> [WORK TO BE COMPLETED]: Write out every entry exactly as it appears.

> [RECORDS FOR THE EXERCISE]:
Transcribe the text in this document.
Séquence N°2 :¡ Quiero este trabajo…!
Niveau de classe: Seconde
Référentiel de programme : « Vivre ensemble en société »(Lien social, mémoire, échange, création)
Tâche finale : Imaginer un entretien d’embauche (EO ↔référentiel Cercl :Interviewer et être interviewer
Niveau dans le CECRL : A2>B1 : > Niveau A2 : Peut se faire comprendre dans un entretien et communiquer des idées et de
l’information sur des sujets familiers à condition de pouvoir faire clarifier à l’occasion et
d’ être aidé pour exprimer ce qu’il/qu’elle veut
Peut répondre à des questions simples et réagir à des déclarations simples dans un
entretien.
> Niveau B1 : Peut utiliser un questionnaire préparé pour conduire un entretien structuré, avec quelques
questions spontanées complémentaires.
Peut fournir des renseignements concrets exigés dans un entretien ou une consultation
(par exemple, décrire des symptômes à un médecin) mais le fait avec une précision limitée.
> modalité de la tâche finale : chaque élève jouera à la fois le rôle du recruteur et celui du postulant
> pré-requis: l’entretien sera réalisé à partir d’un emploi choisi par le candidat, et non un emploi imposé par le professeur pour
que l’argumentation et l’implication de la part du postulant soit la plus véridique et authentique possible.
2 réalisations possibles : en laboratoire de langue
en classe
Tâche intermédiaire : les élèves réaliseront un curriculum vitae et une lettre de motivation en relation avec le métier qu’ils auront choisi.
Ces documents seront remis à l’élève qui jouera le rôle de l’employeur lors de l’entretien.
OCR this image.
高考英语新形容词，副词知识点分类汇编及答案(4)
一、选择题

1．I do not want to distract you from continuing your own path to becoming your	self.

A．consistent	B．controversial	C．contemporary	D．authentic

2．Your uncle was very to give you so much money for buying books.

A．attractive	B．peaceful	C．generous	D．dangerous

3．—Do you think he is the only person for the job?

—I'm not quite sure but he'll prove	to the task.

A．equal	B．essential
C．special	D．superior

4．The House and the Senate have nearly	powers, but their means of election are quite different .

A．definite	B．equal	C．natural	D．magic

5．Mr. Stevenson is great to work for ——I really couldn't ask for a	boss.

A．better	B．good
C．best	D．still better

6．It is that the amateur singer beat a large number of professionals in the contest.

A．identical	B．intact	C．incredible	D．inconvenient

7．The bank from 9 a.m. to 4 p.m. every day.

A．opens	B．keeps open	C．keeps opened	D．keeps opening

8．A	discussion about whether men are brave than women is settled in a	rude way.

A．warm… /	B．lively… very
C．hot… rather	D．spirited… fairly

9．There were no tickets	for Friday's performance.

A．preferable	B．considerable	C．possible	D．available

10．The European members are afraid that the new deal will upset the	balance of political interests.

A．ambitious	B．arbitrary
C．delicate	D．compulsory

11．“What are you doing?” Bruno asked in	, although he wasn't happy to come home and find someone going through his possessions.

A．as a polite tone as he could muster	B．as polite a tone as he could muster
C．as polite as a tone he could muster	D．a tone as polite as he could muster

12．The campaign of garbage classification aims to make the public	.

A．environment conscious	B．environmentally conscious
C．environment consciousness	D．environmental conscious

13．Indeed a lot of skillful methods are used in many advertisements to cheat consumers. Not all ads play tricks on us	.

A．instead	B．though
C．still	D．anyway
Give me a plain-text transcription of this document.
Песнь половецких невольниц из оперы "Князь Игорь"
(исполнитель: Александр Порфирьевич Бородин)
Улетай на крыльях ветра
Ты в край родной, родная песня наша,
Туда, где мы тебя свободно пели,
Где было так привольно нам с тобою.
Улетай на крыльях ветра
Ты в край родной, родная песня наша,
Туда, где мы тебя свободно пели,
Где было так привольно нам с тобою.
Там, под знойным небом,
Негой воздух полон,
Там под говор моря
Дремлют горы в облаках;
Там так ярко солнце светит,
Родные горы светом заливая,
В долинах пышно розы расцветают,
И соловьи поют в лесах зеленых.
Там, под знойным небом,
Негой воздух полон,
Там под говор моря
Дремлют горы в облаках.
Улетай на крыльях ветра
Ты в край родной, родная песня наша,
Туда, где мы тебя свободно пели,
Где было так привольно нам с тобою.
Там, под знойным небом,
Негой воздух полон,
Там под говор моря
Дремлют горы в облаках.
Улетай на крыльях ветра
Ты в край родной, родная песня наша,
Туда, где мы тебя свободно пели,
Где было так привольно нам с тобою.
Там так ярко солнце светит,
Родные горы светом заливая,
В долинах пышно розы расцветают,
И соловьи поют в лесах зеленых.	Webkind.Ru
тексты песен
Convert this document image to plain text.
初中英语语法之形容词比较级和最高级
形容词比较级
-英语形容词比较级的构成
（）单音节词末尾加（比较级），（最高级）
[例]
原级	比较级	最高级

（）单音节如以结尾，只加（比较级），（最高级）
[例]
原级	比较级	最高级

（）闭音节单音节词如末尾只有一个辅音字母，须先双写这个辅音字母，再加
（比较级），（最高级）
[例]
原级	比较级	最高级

> [ANSWER TO THE EXERCISE]:
Transcribe the text in this document.
Séquence N°2 :¡ Quiero este trabajo…!
Niveau de classe: Seconde
Référentiel de programme : « Vivre ensemble en société »(Lien social, mémoire, échange, création)
Tâche finale : Imaginer un entretien d’embauche (EO ↔référentiel Cercl :Interviewer et être interviewer
Niveau dans le CECRL : A2>B1 : > Niveau A2 : Peut se faire comprendre dans un entretien et communiquer des idées et de
l’information sur des sujets familiers à condition de pouvoir faire clarifier à l’occasion et
d’ être aidé pour exprimer ce qu’il/qu’elle veut
Peut répondre à des questions simples et réagir à des déclarations simples dans un
entretien.
> Niveau B1 : Peut utiliser un questionnaire préparé pour conduire un entretien structuré, avec quelques
questions spontanées complémentaires.
Peut fournir des renseignements concrets exigés dans un entretien ou une consultation
(par exemple, décrire des symptômes à un médecin) mais le fait avec une précision limitée.
> modalité de la tâche finale : chaque élève jouera à la fois le rôle du recruteur et celui du postulant
> pré-requis: l’entretien sera réalisé à partir d’un emploi choisi par le candidat, et non un emploi imposé par le professeur pour
que l’argumentation et l’implication de la part du postulant soit la plus véridique et authentique possible.
2 réalisations possibles : en laboratoire de langue
en classe
Tâche intermédiaire : les élèves réaliseront un curriculum vitae et une lettre de motivation en relation avec le métier qu’ils auront choisi.
Ces documents seront remis à l’élève qui jouera le rôle de l’employeur lors de l’entretien.
OCR this image.
高考英语新形容词，副词知识点分类汇编及答案(4)
一、选择题

1．I do not want to distract you from continuing your own path to becoming your	self.

A．consistent	B．controversial	C．contemporary	D．authentic

2．Your uncle was very to give you so much money for buying books.

A．attractive	B．peaceful	C．generous	D．dangerous

3．—Do you think he is the only person for the job?

—I'm not quite sure but he'll prove	to the task.

A．equal	B．essential
C．special	D．superior

4．The House and the Senate have nearly	powers, but their means of election are quite different .

A．definite	B．equal	C．natural	D．magic

5．Mr. Stevenson is great to work for ——I really couldn't ask for a	boss.

A．better	B．good
C．best	D．still better

6．It is that the amateur singer beat a large number of professionals in the contest.

A．identical	B．intact	C．incredible	D．inconvenient

7．The bank from 9 a.m. to 4 p.m. every day.

A．opens	B．keeps open	C．keeps opened	D．keeps opening

8．A	discussion about whether men are brave than women is settled in a	rude way.

A．warm… /	B．lively… very
C．hot… rather	D．spirited… fairly

9．There were no tickets	for Friday's performance.

A．preferable	B．considerable	C．possible	D．available

10．The European members are afraid that the new deal will upset the	balance of political interests.

A．ambitious	B．arbitrary
C．delicate	D．compulsory

11．“What are you doing?” Bruno asked in	, although he wasn't happy to come home and find someone going through his possessions.

A．as a polite tone as he could muster	B．as polite a tone as he could muster
C．as polite as a tone he could muster	D．a tone as polite as he could muster

12．The campaign of garbage classification aims to make the public	.

A．environment conscious	B．environmentally conscious
C．environment consciousness	D．environmental conscious

13．Indeed a lot of skillful methods are used in many advertisements to cheat consumers. Not all ads play tricks on us	.

A．instead	B．though
C．still	D．anyway
Give me a plain-text transcription of this document.
Песнь половецких невольниц из оперы "Князь Игорь"
(исполнитель: Александр Порфирьевич Бородин)
Улетай на крыльях ветра
Ты в край родной, родная песня наша,
Туда, где мы тебя свободно пели,
Где было так привольно нам с тобою.
Улетай на крыльях ветра
Ты в край родной, родная песня наша,
Туда, где мы тебя свободно пели,
Где было так привольно нам с тобою.
Там, под знойным небом,
Негой воздух полон,
Там под говор моря
Дремлют горы в облаках;
Там так ярко солнце светит,
Родные горы светом заливая,
В долинах пышно розы расцветают,
И соловьи поют в лесах зеленых.
Там, под знойным небом,
Негой воздух полон,
Там под говор моря
Дремлют горы в облаках.
Улетай на крыльях ветра
Ты в край родной, родная песня наша,
Туда, где мы тебя свободно пели,
Где было так привольно нам с тобою.
Там, под знойным небом,
Негой воздух полон,
Там под говор моря
Дремлют горы в облаках.
Улетай на крыльях ветра
Ты в край родной, родная песня наша,
Туда, где мы тебя свободно пели,
Где было так привольно нам с тобою.
Там так ярко солнце светит,
Родные горы светом заливая,
В долинах пышно розы расцветают,
И соловьи поют в лесах зеленых.	Webkind.Ru
тексты песен
Convert this document image to plain text.
初中英语语法之形容词比较级和最高级
形容词比较级
-英语形容词比较级的构成
（）单音节词末尾加（比较级），（最高级）
[例]
原级	比较级	最高级

（）单音节如以结尾，只加（比较级），（最高级）
[例]
原级	比较级	最高级

（）闭音节单音节词如末尾只有一个辅音字母，须先双写这个辅音字母，再加
（比较级），（最高级）
[例]
原级	比较级	最高级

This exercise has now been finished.